## To be done
From the listing below, pull out every line where the string "Renovation" appears.

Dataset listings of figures
----------

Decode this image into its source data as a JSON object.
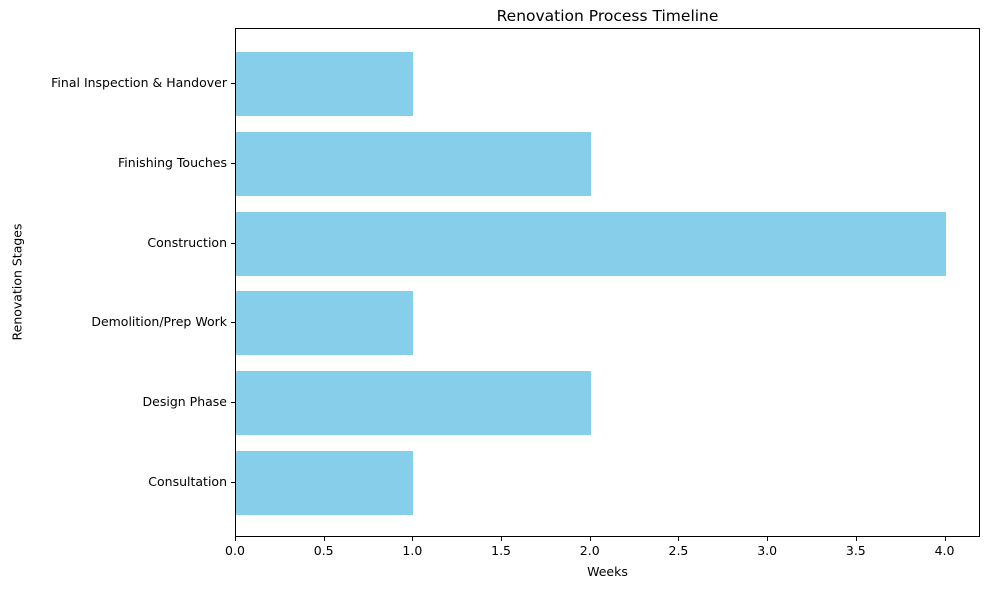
{
  "chart_data": {
    "type": "bar",
    "orientation": "horizontal",
    "title": "Renovation Process Timeline",
    "xlabel": "Weeks",
    "ylabel": "Renovation Stages",
    "categories_order": "top-to-bottom",
    "categories": [
      "Final Inspection & Handover",
      "Finishing Touches",
      "Construction",
      "Demolition/Prep Work",
      "Design Phase",
      "Consultation"
    ],
    "values": [
      1,
      2,
      4,
      1,
      2,
      1
    ],
    "xlim": [
      0,
      4.2
    ],
    "xticks": [
      0.0,
      0.5,
      1.0,
      1.5,
      2.0,
      2.5,
      3.0,
      3.5,
      4.0
    ],
    "bar_color": "#87CEEB",
    "grid": false,
    "legend": null
  }
}
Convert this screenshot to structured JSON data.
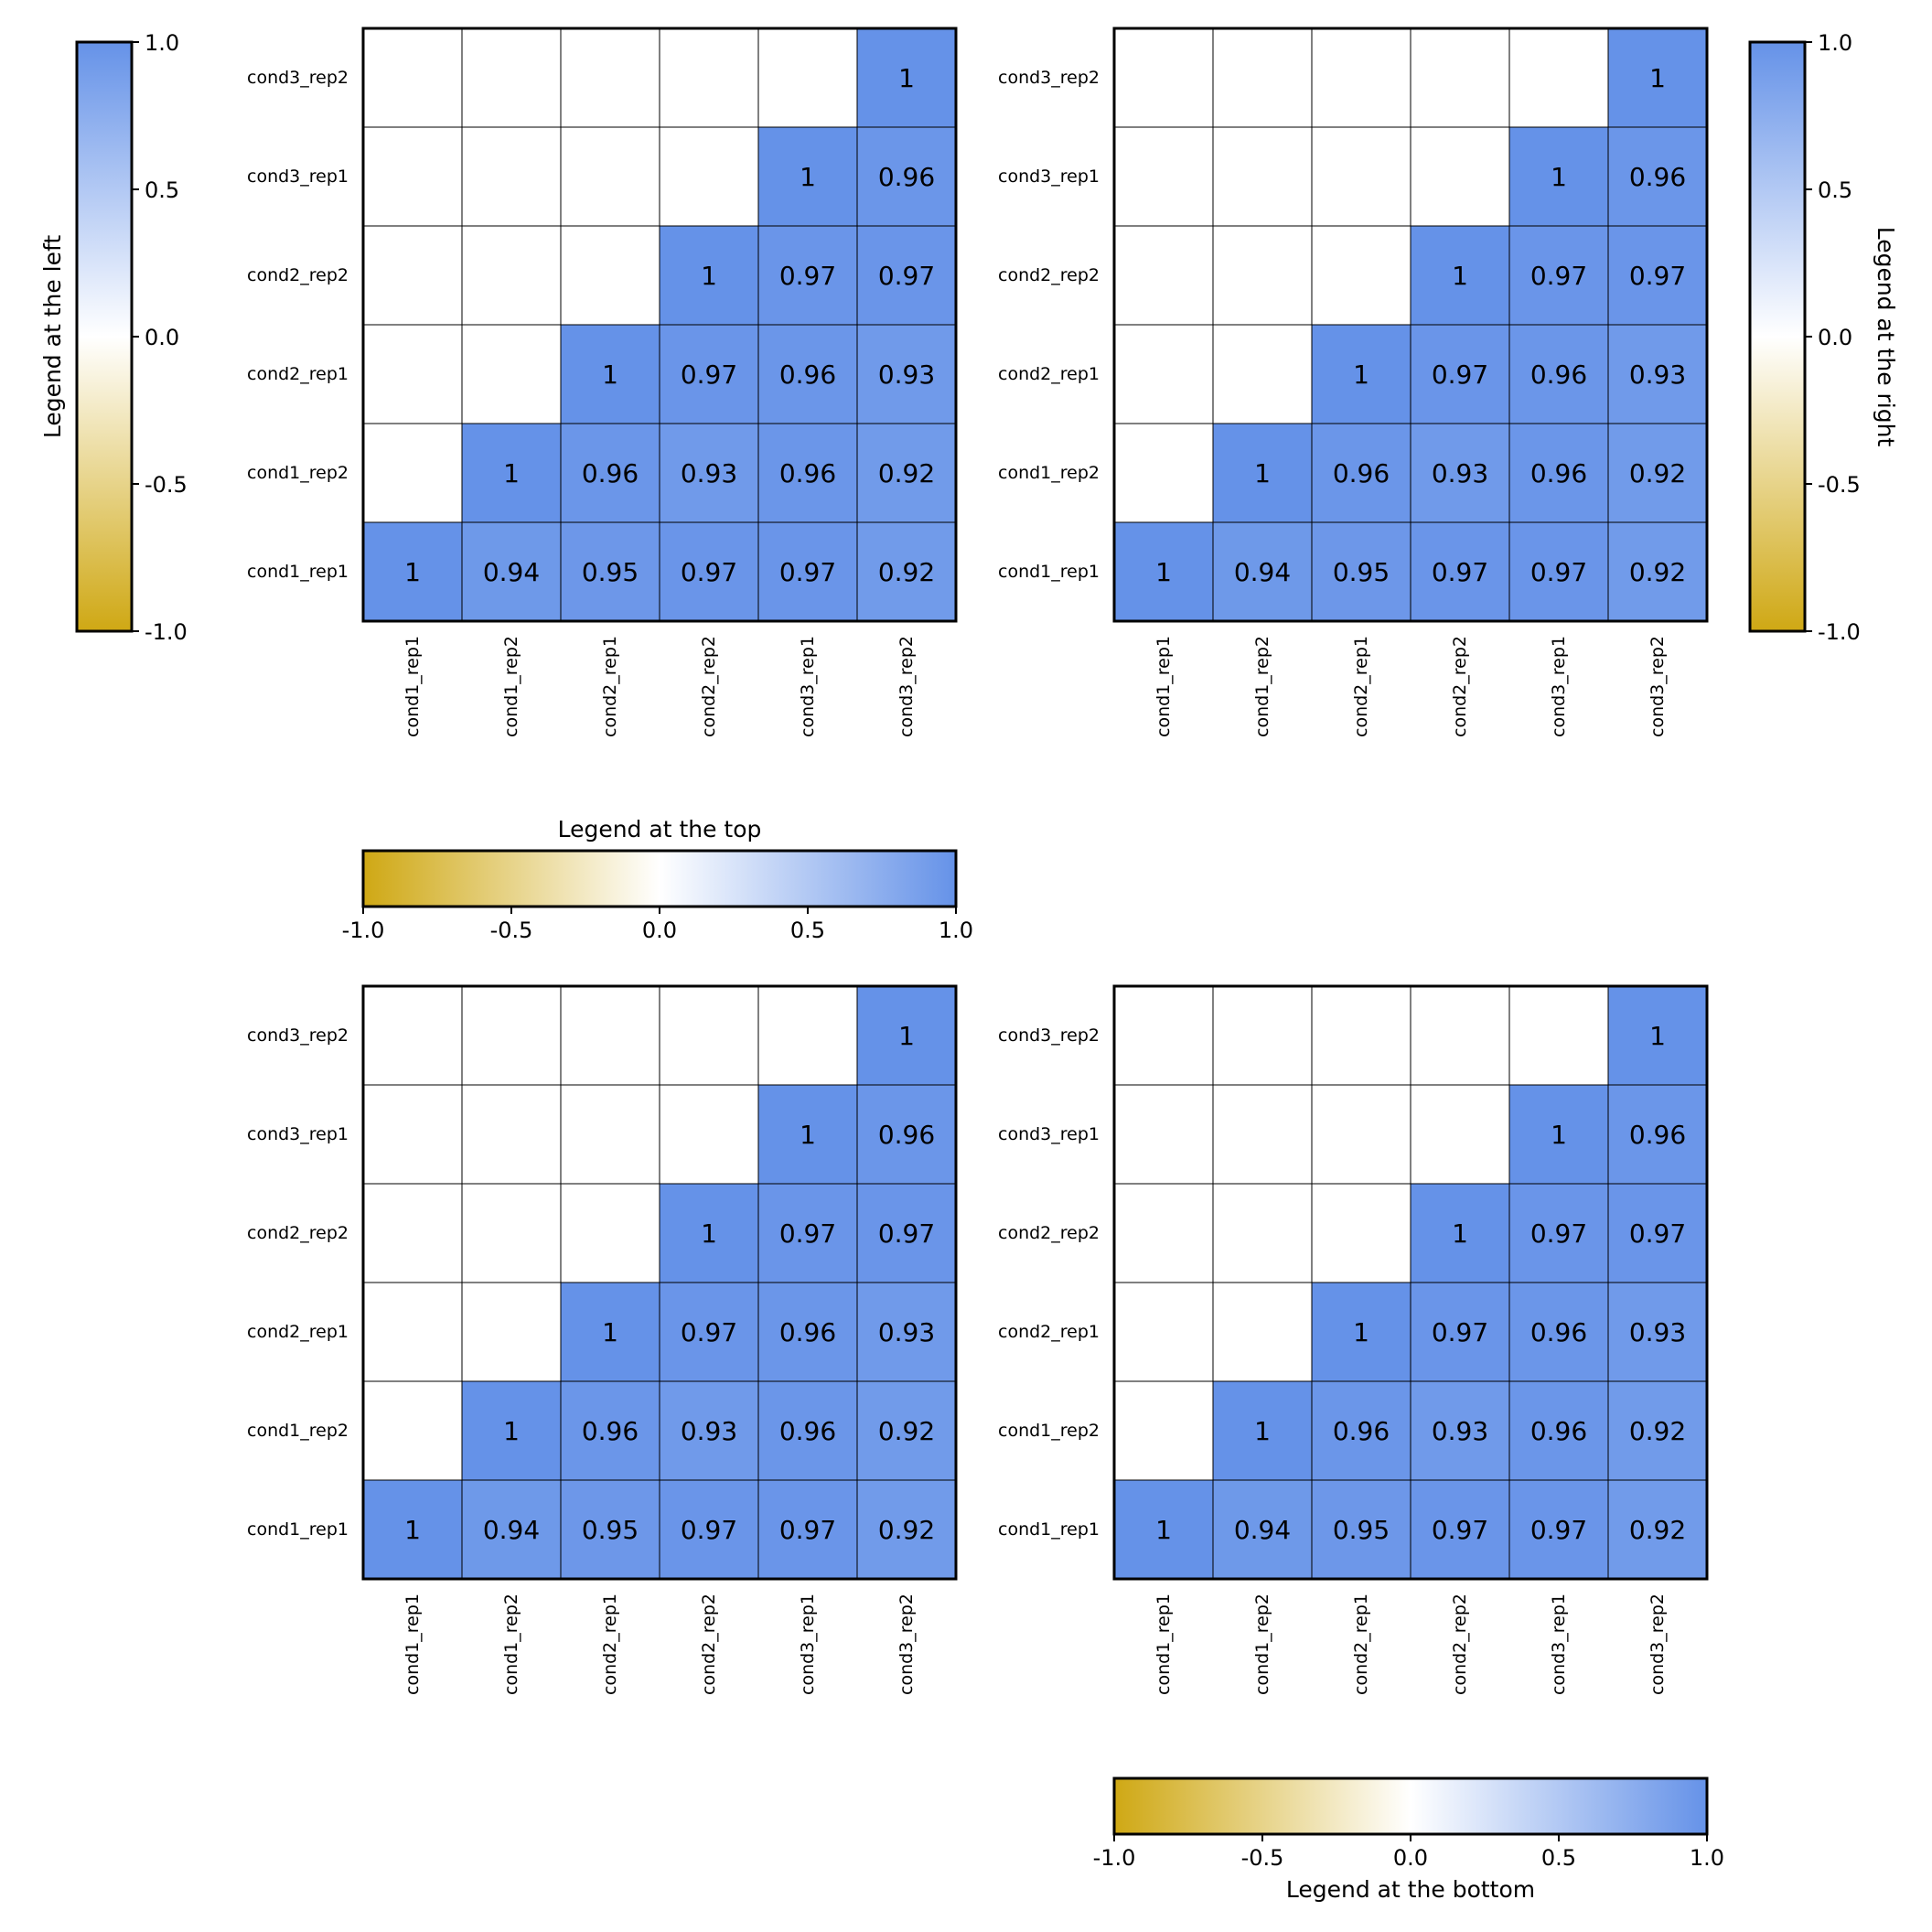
{
  "chart_data": {
    "type": "heatmap",
    "row_labels": [
      "cond1_rep1",
      "cond1_rep2",
      "cond2_rep1",
      "cond2_rep2",
      "cond3_rep1",
      "cond3_rep2"
    ],
    "col_labels": [
      "cond1_rep1",
      "cond1_rep2",
      "cond2_rep1",
      "cond2_rep2",
      "cond3_rep1",
      "cond3_rep2"
    ],
    "values": [
      [
        "1",
        "0.94",
        "0.95",
        "0.97",
        "0.97",
        "0.92"
      ],
      [
        "",
        "1",
        "0.96",
        "0.93",
        "0.96",
        "0.92"
      ],
      [
        "",
        "",
        "1",
        "0.97",
        "0.96",
        "0.93"
      ],
      [
        "",
        "",
        "",
        "1",
        "0.97",
        "0.97"
      ],
      [
        "",
        "",
        "",
        "",
        "1",
        "0.96"
      ],
      [
        "",
        "",
        "",
        "",
        "",
        "1"
      ]
    ],
    "shown": "upper triangle including diagonal",
    "colormap": {
      "low": "#cfa814",
      "mid": "#ffffff",
      "high": "#6592e8"
    },
    "colorbar_range": [
      -1.0,
      1.0
    ],
    "colorbar_ticks": [
      "-1.0",
      "-0.5",
      "0.0",
      "0.5",
      "1.0"
    ],
    "panels": [
      {
        "legend_position": "left",
        "legend_title": "Legend at the left"
      },
      {
        "legend_position": "right",
        "legend_title": "Legend at the right"
      },
      {
        "legend_position": "top",
        "legend_title": "Legend at the top"
      },
      {
        "legend_position": "bottom",
        "legend_title": "Legend at the bottom"
      }
    ]
  }
}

----------

## Answer to the problem
    "title": "Renovation Process Timeline",
    "ylabel": "Renovation Stages",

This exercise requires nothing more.